**DO THIS**
Quote the records below in full, exactly as given, with the images taken out.

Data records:
---
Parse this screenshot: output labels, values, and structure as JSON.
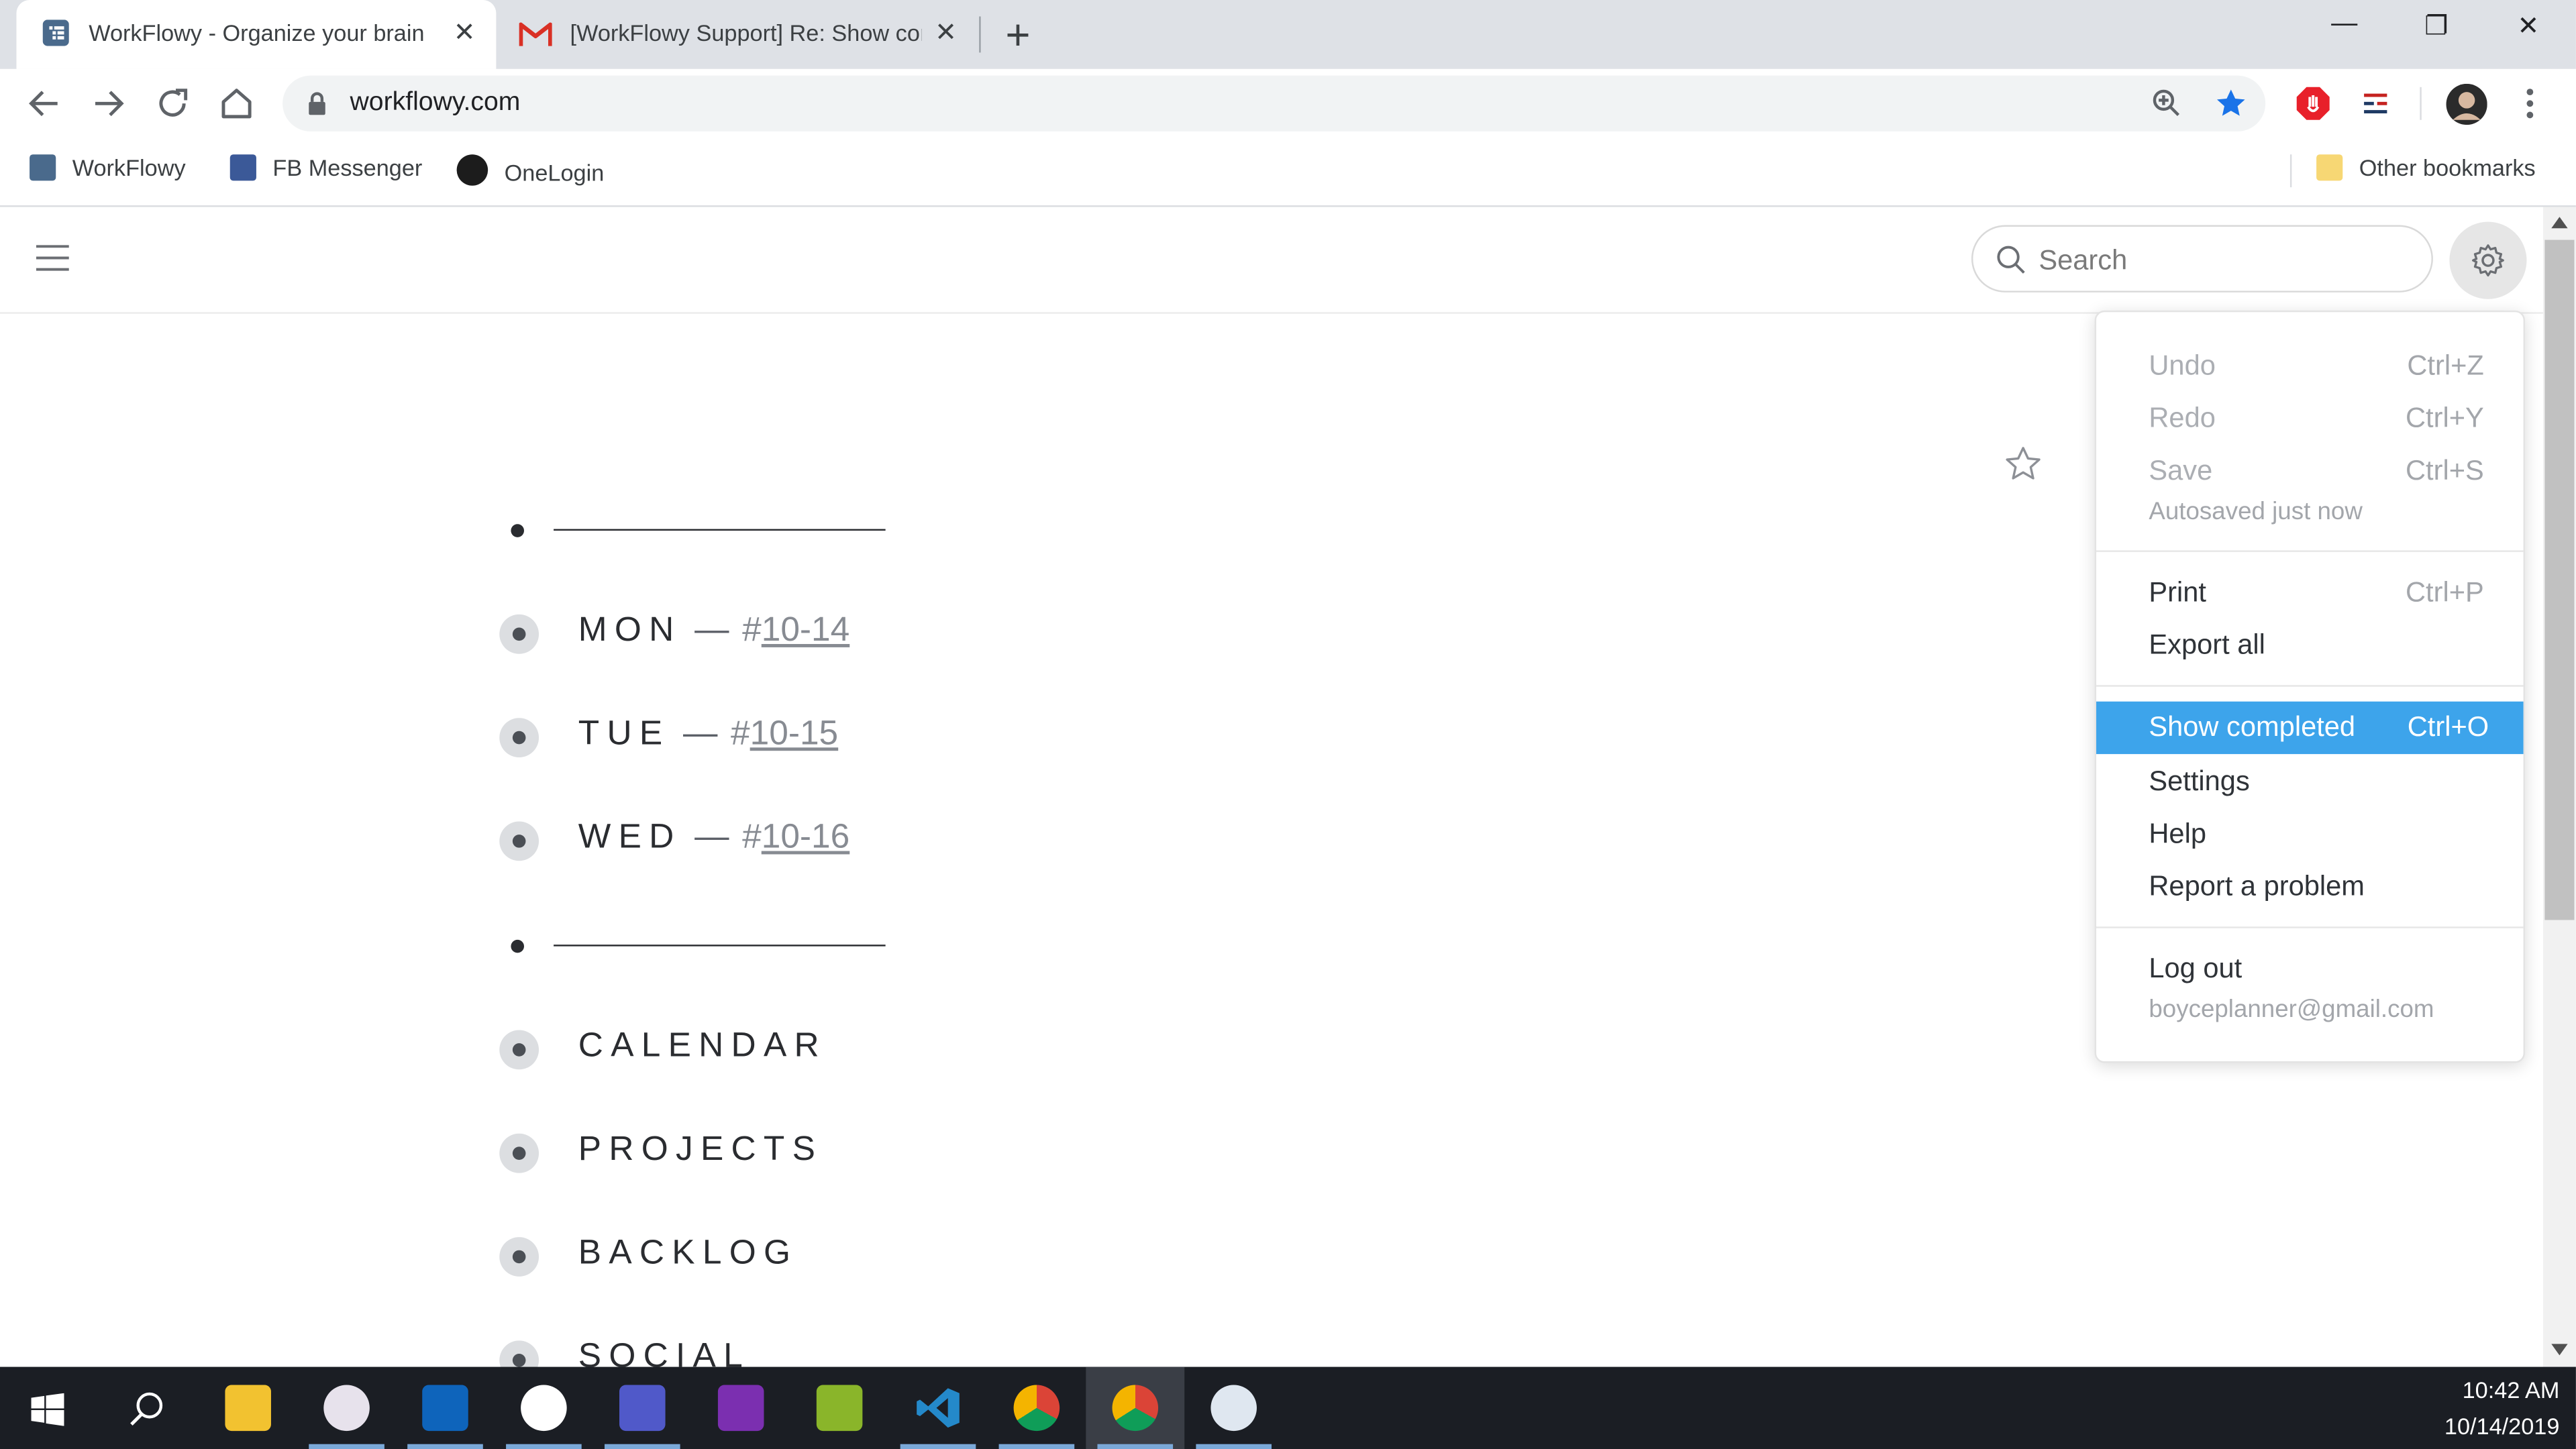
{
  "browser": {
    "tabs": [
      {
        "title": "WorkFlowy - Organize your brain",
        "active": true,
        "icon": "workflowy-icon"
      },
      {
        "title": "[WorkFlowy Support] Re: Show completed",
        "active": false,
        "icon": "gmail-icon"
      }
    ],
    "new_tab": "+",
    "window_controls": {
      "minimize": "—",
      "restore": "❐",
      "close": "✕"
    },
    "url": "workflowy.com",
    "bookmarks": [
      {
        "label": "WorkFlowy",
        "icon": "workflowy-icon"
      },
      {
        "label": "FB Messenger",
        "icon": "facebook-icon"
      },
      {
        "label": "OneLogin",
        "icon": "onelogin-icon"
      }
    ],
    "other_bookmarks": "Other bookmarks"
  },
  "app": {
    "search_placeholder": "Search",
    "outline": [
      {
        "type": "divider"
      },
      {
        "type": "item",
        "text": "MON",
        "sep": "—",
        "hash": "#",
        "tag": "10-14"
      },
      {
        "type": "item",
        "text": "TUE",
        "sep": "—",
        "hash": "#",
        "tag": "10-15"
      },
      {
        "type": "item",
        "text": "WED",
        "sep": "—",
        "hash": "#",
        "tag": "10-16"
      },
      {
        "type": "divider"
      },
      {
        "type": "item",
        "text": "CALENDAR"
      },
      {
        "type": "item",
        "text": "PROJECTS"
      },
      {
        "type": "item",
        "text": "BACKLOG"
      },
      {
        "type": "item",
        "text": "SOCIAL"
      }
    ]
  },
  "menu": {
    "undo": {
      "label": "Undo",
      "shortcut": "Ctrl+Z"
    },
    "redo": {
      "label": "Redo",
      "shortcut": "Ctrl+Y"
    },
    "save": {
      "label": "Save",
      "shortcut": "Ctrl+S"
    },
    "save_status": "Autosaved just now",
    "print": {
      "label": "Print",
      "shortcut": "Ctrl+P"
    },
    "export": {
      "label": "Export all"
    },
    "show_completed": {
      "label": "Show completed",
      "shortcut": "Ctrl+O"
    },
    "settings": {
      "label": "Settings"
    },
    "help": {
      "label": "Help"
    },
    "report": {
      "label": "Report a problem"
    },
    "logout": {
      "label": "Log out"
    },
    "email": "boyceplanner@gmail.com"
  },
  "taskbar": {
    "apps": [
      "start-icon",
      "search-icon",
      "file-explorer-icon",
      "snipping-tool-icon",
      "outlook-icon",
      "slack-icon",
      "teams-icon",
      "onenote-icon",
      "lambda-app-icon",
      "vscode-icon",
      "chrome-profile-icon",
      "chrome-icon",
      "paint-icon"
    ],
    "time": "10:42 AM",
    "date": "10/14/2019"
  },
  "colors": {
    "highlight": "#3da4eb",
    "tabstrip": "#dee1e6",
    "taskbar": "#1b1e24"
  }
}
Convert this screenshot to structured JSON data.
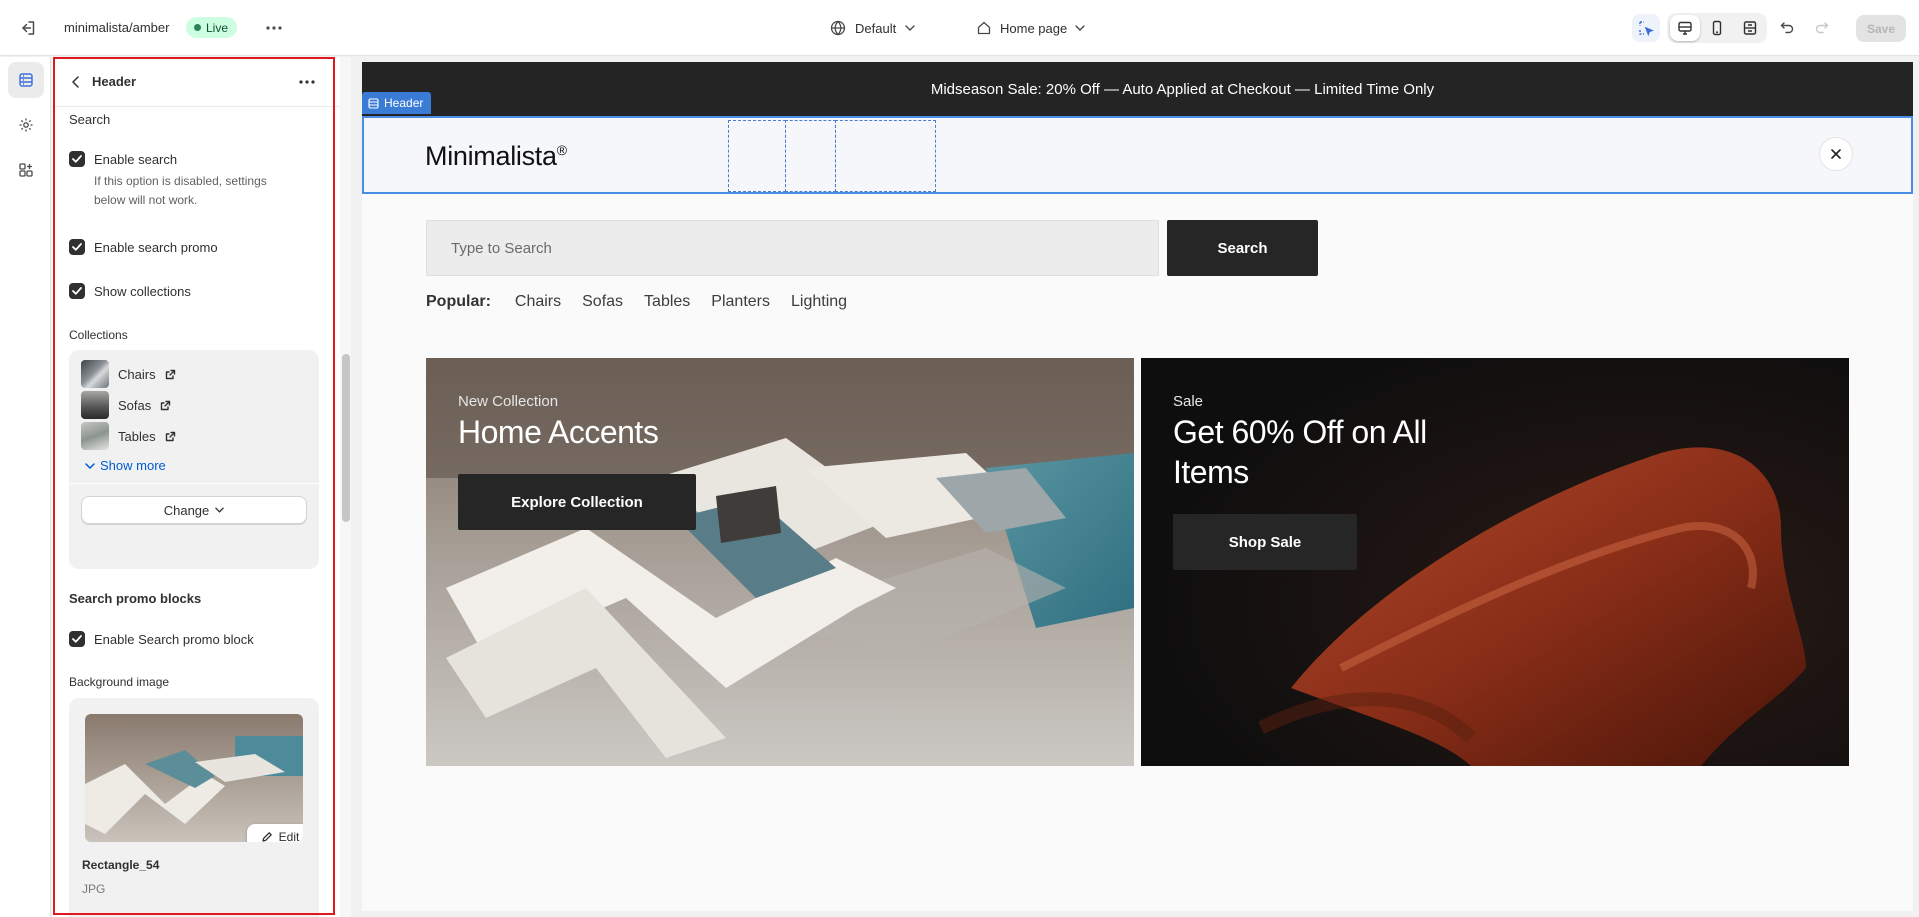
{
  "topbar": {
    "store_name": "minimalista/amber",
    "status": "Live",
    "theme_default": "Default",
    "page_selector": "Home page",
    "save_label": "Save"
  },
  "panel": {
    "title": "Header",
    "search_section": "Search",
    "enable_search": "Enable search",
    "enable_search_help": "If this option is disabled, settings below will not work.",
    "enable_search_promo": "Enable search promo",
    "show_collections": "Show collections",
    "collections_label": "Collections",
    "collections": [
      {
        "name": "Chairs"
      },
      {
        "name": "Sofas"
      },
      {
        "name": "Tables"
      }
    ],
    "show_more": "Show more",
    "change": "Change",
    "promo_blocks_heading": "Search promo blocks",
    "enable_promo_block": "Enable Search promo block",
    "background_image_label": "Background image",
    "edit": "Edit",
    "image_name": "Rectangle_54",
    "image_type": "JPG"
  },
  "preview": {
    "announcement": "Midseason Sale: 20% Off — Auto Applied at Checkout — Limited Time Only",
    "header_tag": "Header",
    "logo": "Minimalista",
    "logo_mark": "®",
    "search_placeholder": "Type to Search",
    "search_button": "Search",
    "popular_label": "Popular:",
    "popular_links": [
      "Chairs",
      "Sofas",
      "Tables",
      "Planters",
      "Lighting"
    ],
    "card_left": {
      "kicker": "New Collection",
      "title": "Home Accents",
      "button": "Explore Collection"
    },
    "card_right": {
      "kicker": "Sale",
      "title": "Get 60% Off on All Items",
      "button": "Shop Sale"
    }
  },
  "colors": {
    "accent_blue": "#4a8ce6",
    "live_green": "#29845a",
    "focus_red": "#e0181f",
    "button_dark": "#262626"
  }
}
---
**SOLUTION FOR THIS EXERCISE**
Parse this screenshot: output labels, values, and structure as JSON.
{
  "browser": {
    "tabs": [
      {
        "title": "WorkFlowy - Organize your brain",
        "active": true,
        "icon": "workflowy-icon"
      },
      {
        "title": "[WorkFlowy Support] Re: Show completed",
        "active": false,
        "icon": "gmail-icon"
      }
    ],
    "new_tab": "+",
    "window_controls": {
      "minimize": "—",
      "restore": "❐",
      "close": "✕"
    },
    "url": "workflowy.com",
    "bookmarks": [
      {
        "label": "WorkFlowy",
        "icon": "workflowy-icon"
      },
      {
        "label": "FB Messenger",
        "icon": "facebook-icon"
      },
      {
        "label": "OneLogin",
        "icon": "onelogin-icon"
      }
    ],
    "other_bookmarks": "Other bookmarks"
  },
  "app": {
    "search_placeholder": "Search",
    "outline": [
      {
        "type": "divider"
      },
      {
        "type": "item",
        "text": "MON",
        "sep": "—",
        "hash": "#",
        "tag": "10-14"
      },
      {
        "type": "item",
        "text": "TUE",
        "sep": "—",
        "hash": "#",
        "tag": "10-15"
      },
      {
        "type": "item",
        "text": "WED",
        "sep": "—",
        "hash": "#",
        "tag": "10-16"
      },
      {
        "type": "divider"
      },
      {
        "type": "item",
        "text": "CALENDAR"
      },
      {
        "type": "item",
        "text": "PROJECTS"
      },
      {
        "type": "item",
        "text": "BACKLOG"
      },
      {
        "type": "item",
        "text": "SOCIAL"
      }
    ]
  },
  "menu": {
    "undo": {
      "label": "Undo",
      "shortcut": "Ctrl+Z"
    },
    "redo": {
      "label": "Redo",
      "shortcut": "Ctrl+Y"
    },
    "save": {
      "label": "Save",
      "shortcut": "Ctrl+S"
    },
    "save_status": "Autosaved just now",
    "print": {
      "label": "Print",
      "shortcut": "Ctrl+P"
    },
    "export": {
      "label": "Export all"
    },
    "show_completed": {
      "label": "Show completed",
      "shortcut": "Ctrl+O"
    },
    "settings": {
      "label": "Settings"
    },
    "help": {
      "label": "Help"
    },
    "report": {
      "label": "Report a problem"
    },
    "logout": {
      "label": "Log out"
    },
    "email": "boyceplanner@gmail.com"
  },
  "taskbar": {
    "apps": [
      "start-icon",
      "search-icon",
      "file-explorer-icon",
      "snipping-tool-icon",
      "outlook-icon",
      "slack-icon",
      "teams-icon",
      "onenote-icon",
      "lambda-app-icon",
      "vscode-icon",
      "chrome-profile-icon",
      "chrome-icon",
      "paint-icon"
    ],
    "time": "10:42 AM",
    "date": "10/14/2019"
  },
  "colors": {
    "highlight": "#3da4eb",
    "tabstrip": "#dee1e6",
    "taskbar": "#1b1e24"
  }
}
Convert this screenshot to structured JSON data.
{
  "topbar": {
    "store_name": "minimalista/amber",
    "status": "Live",
    "theme_default": "Default",
    "page_selector": "Home page",
    "save_label": "Save"
  },
  "panel": {
    "title": "Header",
    "search_section": "Search",
    "enable_search": "Enable search",
    "enable_search_help": "If this option is disabled, settings below will not work.",
    "enable_search_promo": "Enable search promo",
    "show_collections": "Show collections",
    "collections_label": "Collections",
    "collections": [
      {
        "name": "Chairs"
      },
      {
        "name": "Sofas"
      },
      {
        "name": "Tables"
      }
    ],
    "show_more": "Show more",
    "change": "Change",
    "promo_blocks_heading": "Search promo blocks",
    "enable_promo_block": "Enable Search promo block",
    "background_image_label": "Background image",
    "edit": "Edit",
    "image_name": "Rectangle_54",
    "image_type": "JPG"
  },
  "preview": {
    "announcement": "Midseason Sale: 20% Off — Auto Applied at Checkout — Limited Time Only",
    "header_tag": "Header",
    "logo": "Minimalista",
    "logo_mark": "®",
    "search_placeholder": "Type to Search",
    "search_button": "Search",
    "popular_label": "Popular:",
    "popular_links": [
      "Chairs",
      "Sofas",
      "Tables",
      "Planters",
      "Lighting"
    ],
    "card_left": {
      "kicker": "New Collection",
      "title": "Home Accents",
      "button": "Explore Collection"
    },
    "card_right": {
      "kicker": "Sale",
      "title": "Get 60% Off on All Items",
      "button": "Shop Sale"
    }
  },
  "colors": {
    "accent_blue": "#4a8ce6",
    "live_green": "#29845a",
    "focus_red": "#e0181f",
    "button_dark": "#262626"
  }
}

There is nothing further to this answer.